▶
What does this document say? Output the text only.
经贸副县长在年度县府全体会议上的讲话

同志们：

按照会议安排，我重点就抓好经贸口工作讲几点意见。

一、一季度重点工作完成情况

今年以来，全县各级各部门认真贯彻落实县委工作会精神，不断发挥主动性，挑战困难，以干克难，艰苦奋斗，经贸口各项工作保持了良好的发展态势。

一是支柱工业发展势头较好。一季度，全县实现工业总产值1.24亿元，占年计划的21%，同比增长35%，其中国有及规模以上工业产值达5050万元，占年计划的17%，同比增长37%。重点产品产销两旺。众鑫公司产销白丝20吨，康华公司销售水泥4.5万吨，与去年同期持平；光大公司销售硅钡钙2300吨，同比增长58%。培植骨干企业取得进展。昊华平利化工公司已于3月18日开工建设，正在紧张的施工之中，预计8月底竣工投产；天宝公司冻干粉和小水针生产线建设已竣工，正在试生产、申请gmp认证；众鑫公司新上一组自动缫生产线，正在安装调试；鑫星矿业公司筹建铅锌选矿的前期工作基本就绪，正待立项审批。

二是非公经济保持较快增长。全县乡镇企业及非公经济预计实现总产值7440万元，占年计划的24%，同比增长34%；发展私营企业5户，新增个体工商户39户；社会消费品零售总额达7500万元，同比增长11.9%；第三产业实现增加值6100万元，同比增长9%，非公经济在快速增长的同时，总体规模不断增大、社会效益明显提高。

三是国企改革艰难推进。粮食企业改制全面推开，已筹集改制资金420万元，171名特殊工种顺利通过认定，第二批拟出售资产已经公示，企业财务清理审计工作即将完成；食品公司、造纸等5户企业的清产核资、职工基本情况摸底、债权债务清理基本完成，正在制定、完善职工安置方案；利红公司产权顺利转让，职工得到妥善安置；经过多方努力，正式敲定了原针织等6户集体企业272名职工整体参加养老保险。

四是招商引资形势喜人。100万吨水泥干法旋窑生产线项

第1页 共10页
◀
*WHAT TO DO:* All of the data must be returned exactly.

*RESPONSE TO THIS EXERCISE:*
What does this document say? Output the text only.
经贸副县长在年度县府全体会议上的讲话

同志们：

按照会议安排，我重点就抓好经贸口工作讲几点意见。

一、一季度重点工作完成情况

今年以来，全县各级各部门认真贯彻落实县委工作会精神，不断发挥主动性，挑战困难，以干克难，艰苦奋斗，经贸口各项工作保持了良好的发展态势。

一是支柱工业发展势头较好。一季度，全县实现工业总产值1.24亿元，占年计划的21%，同比增长35%，其中国有及规模以上工业产值达5050万元，占年计划的17%，同比增长37%。重点产品产销两旺。众鑫公司产销白丝20吨，康华公司销售水泥4.5万吨，与去年同期持平；光大公司销售硅钡钙2300吨，同比增长58%。培植骨干企业取得进展。昊华平利化工公司已于3月18日开工建设，正在紧张的施工之中，预计8月底竣工投产；天宝公司冻干粉和小水针生产线建设已竣工，正在试生产、申请gmp认证；众鑫公司新上一组自动缫生产线，正在安装调试；鑫星矿业公司筹建铅锌选矿的前期工作基本就绪，正待立项审批。

二是非公经济保持较快增长。全县乡镇企业及非公经济预计实现总产值7440万元，占年计划的24%，同比增长34%；发展私营企业5户，新增个体工商户39户；社会消费品零售总额达7500万元，同比增长11.9%；第三产业实现增加值6100万元，同比增长9%，非公经济在快速增长的同时，总体规模不断增大、社会效益明显提高。

三是国企改革艰难推进。粮食企业改制全面推开，已筹集改制资金420万元，171名特殊工种顺利通过认定，第二批拟出售资产已经公示，企业财务清理审计工作即将完成；食品公司、造纸等5户企业的清产核资、职工基本情况摸底、债权债务清理基本完成，正在制定、完善职工安置方案；利红公司产权顺利转让，职工得到妥善安置；经过多方努力，正式敲定了原针织等6户集体企业272名职工整体参加养老保险。

四是招商引资形势喜人。100万吨水泥干法旋窑生产线项

第1页 共10页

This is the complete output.